**Stored items from a collection:**
+ + +
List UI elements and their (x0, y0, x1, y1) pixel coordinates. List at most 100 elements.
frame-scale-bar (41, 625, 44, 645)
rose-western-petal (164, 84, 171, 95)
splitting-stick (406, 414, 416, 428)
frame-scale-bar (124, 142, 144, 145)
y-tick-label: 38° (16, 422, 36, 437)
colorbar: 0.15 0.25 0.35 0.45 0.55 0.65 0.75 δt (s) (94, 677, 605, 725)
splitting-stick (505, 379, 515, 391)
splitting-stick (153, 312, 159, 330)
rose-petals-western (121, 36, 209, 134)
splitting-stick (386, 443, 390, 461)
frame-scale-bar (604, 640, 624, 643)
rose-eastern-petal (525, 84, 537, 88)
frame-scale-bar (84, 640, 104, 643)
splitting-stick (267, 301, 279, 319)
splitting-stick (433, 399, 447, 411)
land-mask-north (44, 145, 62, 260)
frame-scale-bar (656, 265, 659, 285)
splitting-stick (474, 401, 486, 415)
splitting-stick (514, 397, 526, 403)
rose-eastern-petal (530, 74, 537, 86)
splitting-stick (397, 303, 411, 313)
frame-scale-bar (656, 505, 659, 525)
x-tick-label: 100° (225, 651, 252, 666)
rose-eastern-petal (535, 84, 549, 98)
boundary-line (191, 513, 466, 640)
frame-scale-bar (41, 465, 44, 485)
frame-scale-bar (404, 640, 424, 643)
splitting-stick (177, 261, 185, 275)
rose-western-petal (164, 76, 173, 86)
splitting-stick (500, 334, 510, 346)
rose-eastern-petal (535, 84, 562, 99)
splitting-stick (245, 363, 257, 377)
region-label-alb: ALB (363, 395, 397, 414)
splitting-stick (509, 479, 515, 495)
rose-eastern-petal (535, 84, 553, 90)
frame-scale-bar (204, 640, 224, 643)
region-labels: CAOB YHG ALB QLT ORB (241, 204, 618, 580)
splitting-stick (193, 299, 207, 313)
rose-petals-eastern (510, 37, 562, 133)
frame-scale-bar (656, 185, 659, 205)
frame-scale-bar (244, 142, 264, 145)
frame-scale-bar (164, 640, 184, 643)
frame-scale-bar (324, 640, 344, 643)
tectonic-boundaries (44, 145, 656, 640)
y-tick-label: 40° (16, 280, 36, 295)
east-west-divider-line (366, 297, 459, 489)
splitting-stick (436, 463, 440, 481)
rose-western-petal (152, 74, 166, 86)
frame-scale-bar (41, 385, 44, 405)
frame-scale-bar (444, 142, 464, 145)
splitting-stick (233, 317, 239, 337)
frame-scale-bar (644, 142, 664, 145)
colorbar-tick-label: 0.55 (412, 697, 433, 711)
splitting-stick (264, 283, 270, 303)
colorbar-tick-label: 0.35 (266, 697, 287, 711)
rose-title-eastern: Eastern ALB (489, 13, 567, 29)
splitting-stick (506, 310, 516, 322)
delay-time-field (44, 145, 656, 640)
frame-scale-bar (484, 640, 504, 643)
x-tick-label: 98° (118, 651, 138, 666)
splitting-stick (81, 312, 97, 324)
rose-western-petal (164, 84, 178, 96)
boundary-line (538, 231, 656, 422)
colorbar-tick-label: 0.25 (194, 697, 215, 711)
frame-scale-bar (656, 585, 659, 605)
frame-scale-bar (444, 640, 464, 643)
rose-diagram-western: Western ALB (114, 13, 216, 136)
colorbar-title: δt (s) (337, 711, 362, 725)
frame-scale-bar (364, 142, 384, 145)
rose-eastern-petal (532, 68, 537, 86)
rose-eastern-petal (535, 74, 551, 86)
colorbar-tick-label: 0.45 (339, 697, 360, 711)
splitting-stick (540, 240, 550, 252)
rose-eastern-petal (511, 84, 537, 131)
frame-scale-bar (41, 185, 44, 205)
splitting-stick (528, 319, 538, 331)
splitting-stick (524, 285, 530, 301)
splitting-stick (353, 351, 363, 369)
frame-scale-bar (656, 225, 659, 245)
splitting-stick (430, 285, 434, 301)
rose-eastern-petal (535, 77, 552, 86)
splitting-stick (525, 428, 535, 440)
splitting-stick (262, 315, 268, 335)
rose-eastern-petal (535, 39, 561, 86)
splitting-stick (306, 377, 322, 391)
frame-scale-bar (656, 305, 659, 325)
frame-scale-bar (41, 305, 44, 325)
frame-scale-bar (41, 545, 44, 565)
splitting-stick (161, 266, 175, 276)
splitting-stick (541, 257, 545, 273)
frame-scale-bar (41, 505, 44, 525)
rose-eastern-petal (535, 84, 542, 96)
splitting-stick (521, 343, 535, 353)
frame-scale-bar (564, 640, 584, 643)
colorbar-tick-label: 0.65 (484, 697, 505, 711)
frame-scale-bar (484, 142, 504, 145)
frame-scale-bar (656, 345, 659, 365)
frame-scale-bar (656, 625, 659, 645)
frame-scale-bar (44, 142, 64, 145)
+ + +
**TASK TO CARRY OUT:** Can you output every item above word for word, keeping each on its own line?

**REPLY:**
List UI elements and their (x0, y0, x1, y1) pixel coordinates. List at most 100 elements.
frame-scale-bar (41, 625, 44, 645)
rose-western-petal (164, 84, 171, 95)
splitting-stick (406, 414, 416, 428)
frame-scale-bar (124, 142, 144, 145)
y-tick-label: 38° (16, 422, 36, 437)
colorbar: 0.15 0.25 0.35 0.45 0.55 0.65 0.75 δt (s) (94, 677, 605, 725)
splitting-stick (505, 379, 515, 391)
splitting-stick (153, 312, 159, 330)
rose-petals-western (121, 36, 209, 134)
splitting-stick (386, 443, 390, 461)
frame-scale-bar (604, 640, 624, 643)
rose-eastern-petal (525, 84, 537, 88)
frame-scale-bar (84, 640, 104, 643)
splitting-stick (267, 301, 279, 319)
splitting-stick (433, 399, 447, 411)
land-mask-north (44, 145, 62, 260)
frame-scale-bar (656, 265, 659, 285)
splitting-stick (474, 401, 486, 415)
splitting-stick (514, 397, 526, 403)
rose-eastern-petal (530, 74, 537, 86)
splitting-stick (397, 303, 411, 313)
frame-scale-bar (656, 505, 659, 525)
x-tick-label: 100° (225, 651, 252, 666)
rose-eastern-petal (535, 84, 549, 98)
boundary-line (191, 513, 466, 640)
frame-scale-bar (41, 465, 44, 485)
frame-scale-bar (404, 640, 424, 643)
splitting-stick (177, 261, 185, 275)
rose-western-petal (164, 76, 173, 86)
splitting-stick (500, 334, 510, 346)
rose-eastern-petal (535, 84, 562, 99)
splitting-stick (245, 363, 257, 377)
region-label-alb: ALB (363, 395, 397, 414)
splitting-stick (509, 479, 515, 495)
rose-eastern-petal (535, 84, 553, 90)
frame-scale-bar (204, 640, 224, 643)
region-labels: CAOB YHG ALB QLT ORB (241, 204, 618, 580)
splitting-stick (193, 299, 207, 313)
rose-petals-eastern (510, 37, 562, 133)
frame-scale-bar (656, 185, 659, 205)
frame-scale-bar (244, 142, 264, 145)
frame-scale-bar (164, 640, 184, 643)
frame-scale-bar (324, 640, 344, 643)
tectonic-boundaries (44, 145, 656, 640)
y-tick-label: 40° (16, 280, 36, 295)
east-west-divider-line (366, 297, 459, 489)
splitting-stick (436, 463, 440, 481)
rose-western-petal (152, 74, 166, 86)
frame-scale-bar (41, 385, 44, 405)
frame-scale-bar (444, 142, 464, 145)
splitting-stick (233, 317, 239, 337)
frame-scale-bar (644, 142, 664, 145)
colorbar-tick-label: 0.55 (412, 697, 433, 711)
splitting-stick (264, 283, 270, 303)
colorbar-tick-label: 0.35 (266, 697, 287, 711)
rose-title-eastern: Eastern ALB (489, 13, 567, 29)
splitting-stick (506, 310, 516, 322)
delay-time-field (44, 145, 656, 640)
frame-scale-bar (484, 640, 504, 643)
x-tick-label: 98° (118, 651, 138, 666)
splitting-stick (81, 312, 97, 324)
rose-western-petal (164, 84, 178, 96)
boundary-line (538, 231, 656, 422)
colorbar-tick-label: 0.25 (194, 697, 215, 711)
frame-scale-bar (656, 585, 659, 605)
frame-scale-bar (444, 640, 464, 643)
rose-diagram-western: Western ALB (114, 13, 216, 136)
colorbar-title: δt (s) (337, 711, 362, 725)
frame-scale-bar (364, 142, 384, 145)
rose-eastern-petal (532, 68, 537, 86)
rose-eastern-petal (535, 74, 551, 86)
colorbar-tick-label: 0.45 (339, 697, 360, 711)
splitting-stick (540, 240, 550, 252)
rose-eastern-petal (511, 84, 537, 131)
frame-scale-bar (41, 185, 44, 205)
splitting-stick (528, 319, 538, 331)
splitting-stick (524, 285, 530, 301)
splitting-stick (353, 351, 363, 369)
frame-scale-bar (656, 225, 659, 245)
splitting-stick (430, 285, 434, 301)
rose-eastern-petal (535, 77, 552, 86)
splitting-stick (525, 428, 535, 440)
splitting-stick (262, 315, 268, 335)
rose-eastern-petal (535, 39, 561, 86)
splitting-stick (306, 377, 322, 391)
frame-scale-bar (656, 305, 659, 325)
frame-scale-bar (41, 305, 44, 325)
frame-scale-bar (41, 545, 44, 565)
splitting-stick (161, 266, 175, 276)
splitting-stick (541, 257, 545, 273)
frame-scale-bar (41, 505, 44, 525)
rose-eastern-petal (535, 84, 542, 96)
splitting-stick (521, 343, 535, 353)
frame-scale-bar (564, 640, 584, 643)
colorbar-tick-label: 0.65 (484, 697, 505, 711)
frame-scale-bar (484, 142, 504, 145)
frame-scale-bar (656, 345, 659, 365)
frame-scale-bar (656, 625, 659, 645)
frame-scale-bar (44, 142, 64, 145)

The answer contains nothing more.